-- start Information provided --

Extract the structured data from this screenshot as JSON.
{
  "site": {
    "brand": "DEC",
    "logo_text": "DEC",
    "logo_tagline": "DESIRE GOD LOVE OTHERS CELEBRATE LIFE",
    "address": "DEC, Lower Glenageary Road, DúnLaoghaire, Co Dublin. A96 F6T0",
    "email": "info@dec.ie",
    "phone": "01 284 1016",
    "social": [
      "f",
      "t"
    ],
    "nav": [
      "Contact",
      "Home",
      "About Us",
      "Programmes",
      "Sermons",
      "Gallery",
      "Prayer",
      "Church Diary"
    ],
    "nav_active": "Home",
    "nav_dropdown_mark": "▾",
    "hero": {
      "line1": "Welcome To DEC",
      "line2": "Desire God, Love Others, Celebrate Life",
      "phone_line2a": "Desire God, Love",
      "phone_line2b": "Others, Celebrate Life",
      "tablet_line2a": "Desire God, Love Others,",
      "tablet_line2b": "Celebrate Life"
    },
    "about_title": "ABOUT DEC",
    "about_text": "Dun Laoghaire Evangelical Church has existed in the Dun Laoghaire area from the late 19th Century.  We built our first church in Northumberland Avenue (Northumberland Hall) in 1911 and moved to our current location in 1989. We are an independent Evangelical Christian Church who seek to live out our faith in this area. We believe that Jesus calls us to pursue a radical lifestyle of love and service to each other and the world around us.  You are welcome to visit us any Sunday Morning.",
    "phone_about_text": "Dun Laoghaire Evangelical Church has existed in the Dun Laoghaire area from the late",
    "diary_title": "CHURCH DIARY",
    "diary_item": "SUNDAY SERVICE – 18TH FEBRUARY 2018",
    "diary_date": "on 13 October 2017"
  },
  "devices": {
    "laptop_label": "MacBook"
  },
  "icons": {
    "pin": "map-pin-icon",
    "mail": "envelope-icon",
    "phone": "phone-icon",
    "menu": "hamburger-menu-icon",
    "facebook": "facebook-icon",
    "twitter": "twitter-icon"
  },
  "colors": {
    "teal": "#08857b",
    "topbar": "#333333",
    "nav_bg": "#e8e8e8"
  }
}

-- end Information provided --

Direction:
Filter the records, keeping only lines that contain "existed", and show those lines.

The solution:
    "about_text": "Dun Laoghaire Evangelical Church has existed in the Dun Laoghaire area from the late 19th Century.  We built our first church in Northumberland Avenue (Northumberland Hall) in 1911 and moved to our current location in 1989. We are an independent Evangelical Christian Church who seek to live out our faith in this area. We believe that Jesus calls us to pursue a radical lifestyle of love and service to each other and the world around us.  You are welcome to visit us any Sunday Morning.",
    "phone_about_text": "Dun Laoghaire Evangelical Church has existed in the Dun Laoghaire area from the late",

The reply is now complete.